### Requirements
Output each entry that follows exactly. Images stay out.

### Dataset rows
+ + + +

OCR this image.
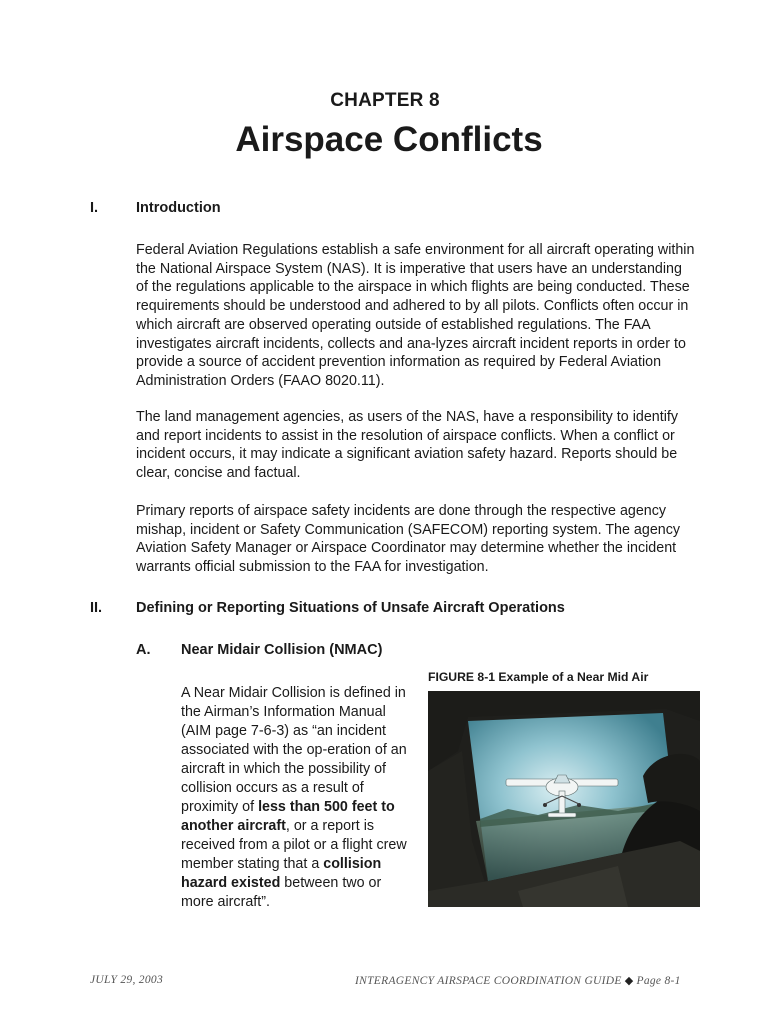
CHAPTER 8
Airspace Conflicts
I.	Introduction

Federal Aviation Regulations establish a safe environment for all aircraft operating within the National Airspace System (NAS). It is imperative that users have an understanding of the regulations applicable to the airspace in which flights are being conducted. These requirements should be understood and adhered to by all pilots. Conflicts often occur in which aircraft are observed operating outside of established regulations. The FAA investigates aircraft incidents, collects and ana-lyzes aircraft incident reports in order to provide a source of accident prevention information as required by Federal Aviation Administration Orders (FAAO 8020.11).

The land management agencies, as users of the NAS, have a responsibility to identify and report incidents to assist in the resolution of airspace conflicts. When a conflict or incident occurs, it may indicate a significant aviation safety hazard. Reports should be clear, concise and factual.

Primary reports of airspace safety incidents are done through the respective agency mishap, incident or Safety Communication (SAFECOM) reporting system. The agency Aviation Safety Manager or Airspace Coordinator may determine whether the incident warrants official submission to the FAA for investigation.

II. Defining or Reporting Situations of Unsafe Aircraft Operations
A. Near Midair Collision (NMAC)

A Near Midair Collision is defined in the Airman’s Information Manual (AIM page 7-6-3) as “an incident associated with the op-eration of an aircraft in which the possibility of collision occurs as a result of proximity of less than 500 feet to another aircraft, or a report is received from a pilot or a flight crew member stating that a collision hazard existed between two or more aircraft”.

FIGURE 8-1 Example of a Near Mid Air
JULY 29, 2003	INTERAGENCY AIRSPACE COORDINATION GUIDE ◆ Page 8-1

+ + + +

### Completed exercise
OCR this image.
CHAPTER 8
Airspace Conflicts
I.	Introduction

Federal Aviation Regulations establish a safe environment for all aircraft operating within the National Airspace System (NAS). It is imperative that users have an understanding of the regulations applicable to the airspace in which flights are being conducted. These requirements should be understood and adhered to by all pilots. Conflicts often occur in which aircraft are observed operating outside of established regulations. The FAA investigates aircraft incidents, collects and ana-lyzes aircraft incident reports in order to provide a source of accident prevention information as required by Federal Aviation Administration Orders (FAAO 8020.11).

The land management agencies, as users of the NAS, have a responsibility to identify and report incidents to assist in the resolution of airspace conflicts. When a conflict or incident occurs, it may indicate a significant aviation safety hazard. Reports should be clear, concise and factual.

Primary reports of airspace safety incidents are done through the respective agency mishap, incident or Safety Communication (SAFECOM) reporting system. The agency Aviation Safety Manager or Airspace Coordinator may determine whether the incident warrants official submission to the FAA for investigation.

II. Defining or Reporting Situations of Unsafe Aircraft Operations
A. Near Midair Collision (NMAC)

A Near Midair Collision is defined in the Airman’s Information Manual (AIM page 7-6-3) as “an incident associated with the op-eration of an aircraft in which the possibility of collision occurs as a result of proximity of less than 500 feet to another aircraft, or a report is received from a pilot or a flight crew member stating that a collision hazard existed between two or more aircraft”.

FIGURE 8-1 Example of a Near Mid Air
JULY 29, 2003	INTERAGENCY AIRSPACE COORDINATION GUIDE ◆ Page 8-1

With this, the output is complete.